══ SUPPLIED INFORMATION

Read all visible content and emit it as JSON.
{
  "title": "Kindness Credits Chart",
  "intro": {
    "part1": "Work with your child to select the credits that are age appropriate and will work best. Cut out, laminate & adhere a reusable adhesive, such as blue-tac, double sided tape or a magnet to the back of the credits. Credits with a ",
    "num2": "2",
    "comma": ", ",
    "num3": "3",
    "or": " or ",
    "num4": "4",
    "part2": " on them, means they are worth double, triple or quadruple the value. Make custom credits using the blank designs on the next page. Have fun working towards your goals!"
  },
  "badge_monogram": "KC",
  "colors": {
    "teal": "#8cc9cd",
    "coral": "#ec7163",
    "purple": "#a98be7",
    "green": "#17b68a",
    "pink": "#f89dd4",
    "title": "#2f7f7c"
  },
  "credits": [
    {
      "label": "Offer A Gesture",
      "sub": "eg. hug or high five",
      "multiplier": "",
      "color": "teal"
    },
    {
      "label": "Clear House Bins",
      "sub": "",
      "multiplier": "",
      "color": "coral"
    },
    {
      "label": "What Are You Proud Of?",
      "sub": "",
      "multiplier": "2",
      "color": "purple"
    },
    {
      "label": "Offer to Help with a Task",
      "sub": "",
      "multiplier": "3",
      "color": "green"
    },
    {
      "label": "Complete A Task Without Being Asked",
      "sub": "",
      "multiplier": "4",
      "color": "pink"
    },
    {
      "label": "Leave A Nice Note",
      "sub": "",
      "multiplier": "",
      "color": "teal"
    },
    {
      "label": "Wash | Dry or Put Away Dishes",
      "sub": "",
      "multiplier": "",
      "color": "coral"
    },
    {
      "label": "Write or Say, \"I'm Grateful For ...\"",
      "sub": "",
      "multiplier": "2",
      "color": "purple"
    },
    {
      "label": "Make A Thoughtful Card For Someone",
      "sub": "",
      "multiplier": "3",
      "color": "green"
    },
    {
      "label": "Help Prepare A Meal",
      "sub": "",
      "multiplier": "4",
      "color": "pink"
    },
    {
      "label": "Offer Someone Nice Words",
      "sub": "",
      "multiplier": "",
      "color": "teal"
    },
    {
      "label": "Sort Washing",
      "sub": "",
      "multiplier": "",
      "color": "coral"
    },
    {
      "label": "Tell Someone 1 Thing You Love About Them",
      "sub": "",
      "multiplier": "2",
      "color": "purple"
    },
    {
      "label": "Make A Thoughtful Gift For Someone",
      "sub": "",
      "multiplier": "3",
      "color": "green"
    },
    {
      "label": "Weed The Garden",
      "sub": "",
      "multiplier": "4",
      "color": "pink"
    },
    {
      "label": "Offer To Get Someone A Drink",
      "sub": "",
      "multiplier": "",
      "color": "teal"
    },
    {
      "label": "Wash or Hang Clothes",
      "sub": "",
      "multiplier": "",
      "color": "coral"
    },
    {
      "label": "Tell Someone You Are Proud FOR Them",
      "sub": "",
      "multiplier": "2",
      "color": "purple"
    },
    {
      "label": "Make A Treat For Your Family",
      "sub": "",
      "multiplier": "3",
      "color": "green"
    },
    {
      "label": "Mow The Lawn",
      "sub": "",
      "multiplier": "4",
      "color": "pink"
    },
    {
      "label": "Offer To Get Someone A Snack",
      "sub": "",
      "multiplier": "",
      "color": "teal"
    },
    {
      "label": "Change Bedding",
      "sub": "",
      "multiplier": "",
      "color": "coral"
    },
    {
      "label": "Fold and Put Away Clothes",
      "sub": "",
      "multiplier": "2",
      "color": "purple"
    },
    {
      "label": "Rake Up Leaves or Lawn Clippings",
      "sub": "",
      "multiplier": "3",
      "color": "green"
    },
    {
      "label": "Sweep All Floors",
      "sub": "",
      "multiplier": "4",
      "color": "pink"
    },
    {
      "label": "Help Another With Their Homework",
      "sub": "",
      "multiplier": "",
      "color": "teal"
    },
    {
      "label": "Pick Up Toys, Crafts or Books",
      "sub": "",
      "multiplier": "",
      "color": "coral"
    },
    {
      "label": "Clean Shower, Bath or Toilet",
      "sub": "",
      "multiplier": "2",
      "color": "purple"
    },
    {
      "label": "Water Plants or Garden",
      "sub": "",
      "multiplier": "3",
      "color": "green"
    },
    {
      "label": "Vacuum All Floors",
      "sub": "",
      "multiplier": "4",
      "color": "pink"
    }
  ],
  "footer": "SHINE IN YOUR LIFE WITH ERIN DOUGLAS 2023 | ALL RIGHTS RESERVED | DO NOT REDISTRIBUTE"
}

════

**PROBLEM TO SOLVE**
Reproduce each record exactly, leaving nothing out.

**EXERCISE OUTPUT**
Read all visible content and emit it as JSON.
{
  "title": "Kindness Credits Chart",
  "intro": {
    "part1": "Work with your child to select the credits that are age appropriate and will work best. Cut out, laminate & adhere a reusable adhesive, such as blue-tac, double sided tape or a magnet to the back of the credits. Credits with a ",
    "num2": "2",
    "comma": ", ",
    "num3": "3",
    "or": " or ",
    "num4": "4",
    "part2": " on them, means they are worth double, triple or quadruple the value. Make custom credits using the blank designs on the next page. Have fun working towards your goals!"
  },
  "badge_monogram": "KC",
  "colors": {
    "teal": "#8cc9cd",
    "coral": "#ec7163",
    "purple": "#a98be7",
    "green": "#17b68a",
    "pink": "#f89dd4",
    "title": "#2f7f7c"
  },
  "credits": [
    {
      "label": "Offer A Gesture",
      "sub": "eg. hug or high five",
      "multiplier": "",
      "color": "teal"
    },
    {
      "label": "Clear House Bins",
      "sub": "",
      "multiplier": "",
      "color": "coral"
    },
    {
      "label": "What Are You Proud Of?",
      "sub": "",
      "multiplier": "2",
      "color": "purple"
    },
    {
      "label": "Offer to Help with a Task",
      "sub": "",
      "multiplier": "3",
      "color": "green"
    },
    {
      "label": "Complete A Task Without Being Asked",
      "sub": "",
      "multiplier": "4",
      "color": "pink"
    },
    {
      "label": "Leave A Nice Note",
      "sub": "",
      "multiplier": "",
      "color": "teal"
    },
    {
      "label": "Wash | Dry or Put Away Dishes",
      "sub": "",
      "multiplier": "",
      "color": "coral"
    },
    {
      "label": "Write or Say, \"I'm Grateful For ...\"",
      "sub": "",
      "multiplier": "2",
      "color": "purple"
    },
    {
      "label": "Make A Thoughtful Card For Someone",
      "sub": "",
      "multiplier": "3",
      "color": "green"
    },
    {
      "label": "Help Prepare A Meal",
      "sub": "",
      "multiplier": "4",
      "color": "pink"
    },
    {
      "label": "Offer Someone Nice Words",
      "sub": "",
      "multiplier": "",
      "color": "teal"
    },
    {
      "label": "Sort Washing",
      "sub": "",
      "multiplier": "",
      "color": "coral"
    },
    {
      "label": "Tell Someone 1 Thing You Love About Them",
      "sub": "",
      "multiplier": "2",
      "color": "purple"
    },
    {
      "label": "Make A Thoughtful Gift For Someone",
      "sub": "",
      "multiplier": "3",
      "color": "green"
    },
    {
      "label": "Weed The Garden",
      "sub": "",
      "multiplier": "4",
      "color": "pink"
    },
    {
      "label": "Offer To Get Someone A Drink",
      "sub": "",
      "multiplier": "",
      "color": "teal"
    },
    {
      "label": "Wash or Hang Clothes",
      "sub": "",
      "multiplier": "",
      "color": "coral"
    },
    {
      "label": "Tell Someone You Are Proud FOR Them",
      "sub": "",
      "multiplier": "2",
      "color": "purple"
    },
    {
      "label": "Make A Treat For Your Family",
      "sub": "",
      "multiplier": "3",
      "color": "green"
    },
    {
      "label": "Mow The Lawn",
      "sub": "",
      "multiplier": "4",
      "color": "pink"
    },
    {
      "label": "Offer To Get Someone A Snack",
      "sub": "",
      "multiplier": "",
      "color": "teal"
    },
    {
      "label": "Change Bedding",
      "sub": "",
      "multiplier": "",
      "color": "coral"
    },
    {
      "label": "Fold and Put Away Clothes",
      "sub": "",
      "multiplier": "2",
      "color": "purple"
    },
    {
      "label": "Rake Up Leaves or Lawn Clippings",
      "sub": "",
      "multiplier": "3",
      "color": "green"
    },
    {
      "label": "Sweep All Floors",
      "sub": "",
      "multiplier": "4",
      "color": "pink"
    },
    {
      "label": "Help Another With Their Homework",
      "sub": "",
      "multiplier": "",
      "color": "teal"
    },
    {
      "label": "Pick Up Toys, Crafts or Books",
      "sub": "",
      "multiplier": "",
      "color": "coral"
    },
    {
      "label": "Clean Shower, Bath or Toilet",
      "sub": "",
      "multiplier": "2",
      "color": "purple"
    },
    {
      "label": "Water Plants or Garden",
      "sub": "",
      "multiplier": "3",
      "color": "green"
    },
    {
      "label": "Vacuum All Floors",
      "sub": "",
      "multiplier": "4",
      "color": "pink"
    }
  ],
  "footer": "SHINE IN YOUR LIFE WITH ERIN DOUGLAS 2023 | ALL RIGHTS RESERVED | DO NOT REDISTRIBUTE"
}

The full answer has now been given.